Direction: Your task is to copy the material exactly.

┌─ Records provided

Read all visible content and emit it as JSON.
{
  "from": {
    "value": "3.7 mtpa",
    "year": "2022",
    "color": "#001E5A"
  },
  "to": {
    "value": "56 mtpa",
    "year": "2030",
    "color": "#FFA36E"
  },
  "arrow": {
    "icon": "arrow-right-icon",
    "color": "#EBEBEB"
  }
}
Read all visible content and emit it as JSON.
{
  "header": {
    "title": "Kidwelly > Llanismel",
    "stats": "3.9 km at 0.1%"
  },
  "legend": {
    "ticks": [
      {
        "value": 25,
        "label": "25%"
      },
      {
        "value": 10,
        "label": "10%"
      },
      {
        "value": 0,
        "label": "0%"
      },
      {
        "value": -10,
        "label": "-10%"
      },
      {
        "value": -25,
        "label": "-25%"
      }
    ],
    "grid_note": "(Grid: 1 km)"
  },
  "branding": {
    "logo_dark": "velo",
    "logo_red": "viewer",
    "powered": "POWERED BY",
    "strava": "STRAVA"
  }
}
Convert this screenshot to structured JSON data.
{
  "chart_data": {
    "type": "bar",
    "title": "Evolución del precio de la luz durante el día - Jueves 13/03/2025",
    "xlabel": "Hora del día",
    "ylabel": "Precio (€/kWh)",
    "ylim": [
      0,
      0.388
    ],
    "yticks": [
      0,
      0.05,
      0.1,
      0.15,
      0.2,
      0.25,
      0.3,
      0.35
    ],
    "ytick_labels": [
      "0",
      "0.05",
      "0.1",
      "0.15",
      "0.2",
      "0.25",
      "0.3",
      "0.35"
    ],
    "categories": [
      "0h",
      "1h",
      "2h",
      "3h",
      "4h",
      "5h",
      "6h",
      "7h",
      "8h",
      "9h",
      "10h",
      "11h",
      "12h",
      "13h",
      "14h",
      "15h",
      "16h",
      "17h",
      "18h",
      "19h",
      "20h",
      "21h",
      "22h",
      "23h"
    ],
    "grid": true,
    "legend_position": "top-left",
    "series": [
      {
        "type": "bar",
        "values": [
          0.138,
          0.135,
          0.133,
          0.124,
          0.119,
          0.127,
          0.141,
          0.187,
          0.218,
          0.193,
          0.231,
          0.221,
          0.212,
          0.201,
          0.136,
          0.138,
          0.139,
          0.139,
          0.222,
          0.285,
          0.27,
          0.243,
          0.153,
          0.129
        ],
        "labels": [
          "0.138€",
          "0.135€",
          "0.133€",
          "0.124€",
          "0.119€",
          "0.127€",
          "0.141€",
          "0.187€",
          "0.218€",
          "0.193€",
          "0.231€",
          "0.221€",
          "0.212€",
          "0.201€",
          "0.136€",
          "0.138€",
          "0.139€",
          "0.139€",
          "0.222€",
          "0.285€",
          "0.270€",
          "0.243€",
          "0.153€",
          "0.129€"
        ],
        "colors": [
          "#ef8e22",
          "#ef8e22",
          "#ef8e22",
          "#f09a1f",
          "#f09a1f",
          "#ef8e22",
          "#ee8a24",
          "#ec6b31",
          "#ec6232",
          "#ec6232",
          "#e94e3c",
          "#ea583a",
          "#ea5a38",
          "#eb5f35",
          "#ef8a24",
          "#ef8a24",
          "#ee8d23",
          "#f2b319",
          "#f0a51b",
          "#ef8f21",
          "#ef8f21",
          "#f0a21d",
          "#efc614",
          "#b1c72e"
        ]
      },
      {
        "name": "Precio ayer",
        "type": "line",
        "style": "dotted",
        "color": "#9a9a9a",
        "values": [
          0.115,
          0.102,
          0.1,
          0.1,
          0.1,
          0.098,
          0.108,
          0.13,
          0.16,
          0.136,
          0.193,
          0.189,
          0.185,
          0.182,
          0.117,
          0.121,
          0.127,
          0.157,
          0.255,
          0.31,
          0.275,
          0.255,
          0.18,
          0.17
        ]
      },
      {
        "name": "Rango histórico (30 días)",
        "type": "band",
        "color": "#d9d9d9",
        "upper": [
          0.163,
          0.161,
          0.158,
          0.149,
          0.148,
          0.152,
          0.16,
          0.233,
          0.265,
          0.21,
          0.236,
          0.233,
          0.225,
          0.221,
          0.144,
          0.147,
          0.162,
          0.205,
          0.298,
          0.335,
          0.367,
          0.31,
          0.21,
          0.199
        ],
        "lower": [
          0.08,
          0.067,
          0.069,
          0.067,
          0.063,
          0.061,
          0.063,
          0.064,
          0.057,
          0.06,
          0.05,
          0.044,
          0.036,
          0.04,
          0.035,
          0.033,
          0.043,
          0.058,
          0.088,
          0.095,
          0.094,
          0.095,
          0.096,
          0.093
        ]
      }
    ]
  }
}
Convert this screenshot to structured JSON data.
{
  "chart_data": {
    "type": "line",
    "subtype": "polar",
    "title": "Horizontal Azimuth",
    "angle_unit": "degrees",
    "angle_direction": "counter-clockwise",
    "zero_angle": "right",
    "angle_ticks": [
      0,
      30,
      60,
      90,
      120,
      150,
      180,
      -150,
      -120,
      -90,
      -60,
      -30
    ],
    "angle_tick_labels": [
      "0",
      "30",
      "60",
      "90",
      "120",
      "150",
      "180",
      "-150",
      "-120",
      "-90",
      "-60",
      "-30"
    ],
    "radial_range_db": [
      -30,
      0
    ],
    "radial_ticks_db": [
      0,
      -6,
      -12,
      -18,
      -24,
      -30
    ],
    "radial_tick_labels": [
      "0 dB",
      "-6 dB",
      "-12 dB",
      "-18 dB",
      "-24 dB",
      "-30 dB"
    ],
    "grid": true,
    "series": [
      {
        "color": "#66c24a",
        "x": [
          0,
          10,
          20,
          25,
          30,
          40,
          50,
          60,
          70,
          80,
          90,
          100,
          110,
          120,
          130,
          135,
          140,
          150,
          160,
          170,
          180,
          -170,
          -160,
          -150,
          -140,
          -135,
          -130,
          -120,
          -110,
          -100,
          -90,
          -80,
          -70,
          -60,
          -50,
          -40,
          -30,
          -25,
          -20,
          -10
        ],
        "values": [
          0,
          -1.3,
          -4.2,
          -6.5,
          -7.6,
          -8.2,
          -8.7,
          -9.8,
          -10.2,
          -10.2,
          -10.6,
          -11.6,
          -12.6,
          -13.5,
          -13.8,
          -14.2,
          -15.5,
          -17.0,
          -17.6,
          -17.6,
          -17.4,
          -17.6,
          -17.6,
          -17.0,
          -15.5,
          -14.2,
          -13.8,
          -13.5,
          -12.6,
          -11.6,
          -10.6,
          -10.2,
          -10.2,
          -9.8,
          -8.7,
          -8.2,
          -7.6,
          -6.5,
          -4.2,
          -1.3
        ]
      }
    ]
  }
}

└─

Final result:
Read all visible content and emit it as JSON.
{
  "from": {
    "value": "3.7 mtpa",
    "year": "2022",
    "color": "#001E5A"
  },
  "to": {
    "value": "56 mtpa",
    "year": "2030",
    "color": "#FFA36E"
  },
  "arrow": {
    "icon": "arrow-right-icon",
    "color": "#EBEBEB"
  }
}
Read all visible content and emit it as JSON.
{
  "header": {
    "title": "Kidwelly > Llanismel",
    "stats": "3.9 km at 0.1%"
  },
  "legend": {
    "ticks": [
      {
        "value": 25,
        "label": "25%"
      },
      {
        "value": 10,
        "label": "10%"
      },
      {
        "value": 0,
        "label": "0%"
      },
      {
        "value": -10,
        "label": "-10%"
      },
      {
        "value": -25,
        "label": "-25%"
      }
    ],
    "grid_note": "(Grid: 1 km)"
  },
  "branding": {
    "logo_dark": "velo",
    "logo_red": "viewer",
    "powered": "POWERED BY",
    "strava": "STRAVA"
  }
}
Convert this screenshot to structured JSON data.
{
  "chart_data": {
    "type": "bar",
    "title": "Evolución del precio de la luz durante el día - Jueves 13/03/2025",
    "xlabel": "Hora del día",
    "ylabel": "Precio (€/kWh)",
    "ylim": [
      0,
      0.388
    ],
    "yticks": [
      0,
      0.05,
      0.1,
      0.15,
      0.2,
      0.25,
      0.3,
      0.35
    ],
    "ytick_labels": [
      "0",
      "0.05",
      "0.1",
      "0.15",
      "0.2",
      "0.25",
      "0.3",
      "0.35"
    ],
    "categories": [
      "0h",
      "1h",
      "2h",
      "3h",
      "4h",
      "5h",
      "6h",
      "7h",
      "8h",
      "9h",
      "10h",
      "11h",
      "12h",
      "13h",
      "14h",
      "15h",
      "16h",
      "17h",
      "18h",
      "19h",
      "20h",
      "21h",
      "22h",
      "23h"
    ],
    "grid": true,
    "legend_position": "top-left",
    "series": [
      {
        "type": "bar",
        "values": [
          0.138,
          0.135,
          0.133,
          0.124,
          0.119,
          0.127,
          0.141,
          0.187,
          0.218,
          0.193,
          0.231,
          0.221,
          0.212,
          0.201,
          0.136,
          0.138,
          0.139,
          0.139,
          0.222,
          0.285,
          0.27,
          0.243,
          0.153,
          0.129
        ],
        "labels": [
          "0.138€",
          "0.135€",
          "0.133€",
          "0.124€",
          "0.119€",
          "0.127€",
          "0.141€",
          "0.187€",
          "0.218€",
          "0.193€",
          "0.231€",
          "0.221€",
          "0.212€",
          "0.201€",
          "0.136€",
          "0.138€",
          "0.139€",
          "0.139€",
          "0.222€",
          "0.285€",
          "0.270€",
          "0.243€",
          "0.153€",
          "0.129€"
        ],
        "colors": [
          "#ef8e22",
          "#ef8e22",
          "#ef8e22",
          "#f09a1f",
          "#f09a1f",
          "#ef8e22",
          "#ee8a24",
          "#ec6b31",
          "#ec6232",
          "#ec6232",
          "#e94e3c",
          "#ea583a",
          "#ea5a38",
          "#eb5f35",
          "#ef8a24",
          "#ef8a24",
          "#ee8d23",
          "#f2b319",
          "#f0a51b",
          "#ef8f21",
          "#ef8f21",
          "#f0a21d",
          "#efc614",
          "#b1c72e"
        ]
      },
      {
        "name": "Precio ayer",
        "type": "line",
        "style": "dotted",
        "color": "#9a9a9a",
        "values": [
          0.115,
          0.102,
          0.1,
          0.1,
          0.1,
          0.098,
          0.108,
          0.13,
          0.16,
          0.136,
          0.193,
          0.189,
          0.185,
          0.182,
          0.117,
          0.121,
          0.127,
          0.157,
          0.255,
          0.31,
          0.275,
          0.255,
          0.18,
          0.17
        ]
      },
      {
        "name": "Rango histórico (30 días)",
        "type": "band",
        "color": "#d9d9d9",
        "upper": [
          0.163,
          0.161,
          0.158,
          0.149,
          0.148,
          0.152,
          0.16,
          0.233,
          0.265,
          0.21,
          0.236,
          0.233,
          0.225,
          0.221,
          0.144,
          0.147,
          0.162,
          0.205,
          0.298,
          0.335,
          0.367,
          0.31,
          0.21,
          0.199
        ],
        "lower": [
          0.08,
          0.067,
          0.069,
          0.067,
          0.063,
          0.061,
          0.063,
          0.064,
          0.057,
          0.06,
          0.05,
          0.044,
          0.036,
          0.04,
          0.035,
          0.033,
          0.043,
          0.058,
          0.088,
          0.095,
          0.094,
          0.095,
          0.096,
          0.093
        ]
      }
    ]
  }
}
Convert this screenshot to structured JSON data.
{
  "chart_data": {
    "type": "line",
    "subtype": "polar",
    "title": "Horizontal Azimuth",
    "angle_unit": "degrees",
    "angle_direction": "counter-clockwise",
    "zero_angle": "right",
    "angle_ticks": [
      0,
      30,
      60,
      90,
      120,
      150,
      180,
      -150,
      -120,
      -90,
      -60,
      -30
    ],
    "angle_tick_labels": [
      "0",
      "30",
      "60",
      "90",
      "120",
      "150",
      "180",
      "-150",
      "-120",
      "-90",
      "-60",
      "-30"
    ],
    "radial_range_db": [
      -30,
      0
    ],
    "radial_ticks_db": [
      0,
      -6,
      -12,
      -18,
      -24,
      -30
    ],
    "radial_tick_labels": [
      "0 dB",
      "-6 dB",
      "-12 dB",
      "-18 dB",
      "-24 dB",
      "-30 dB"
    ],
    "grid": true,
    "series": [
      {
        "color": "#66c24a",
        "x": [
          0,
          10,
          20,
          25,
          30,
          40,
          50,
          60,
          70,
          80,
          90,
          100,
          110,
          120,
          130,
          135,
          140,
          150,
          160,
          170,
          180,
          -170,
          -160,
          -150,
          -140,
          -135,
          -130,
          -120,
          -110,
          -100,
          -90,
          -80,
          -70,
          -60,
          -50,
          -40,
          -30,
          -25,
          -20,
          -10
        ],
        "values": [
          0,
          -1.3,
          -4.2,
          -6.5,
          -7.6,
          -8.2,
          -8.7,
          -9.8,
          -10.2,
          -10.2,
          -10.6,
          -11.6,
          -12.6,
          -13.5,
          -13.8,
          -14.2,
          -15.5,
          -17.0,
          -17.6,
          -17.6,
          -17.4,
          -17.6,
          -17.6,
          -17.0,
          -15.5,
          -14.2,
          -13.8,
          -13.5,
          -12.6,
          -11.6,
          -10.6,
          -10.2,
          -10.2,
          -9.8,
          -8.7,
          -8.2,
          -7.6,
          -6.5,
          -4.2,
          -1.3
        ]
      }
    ]
  }
}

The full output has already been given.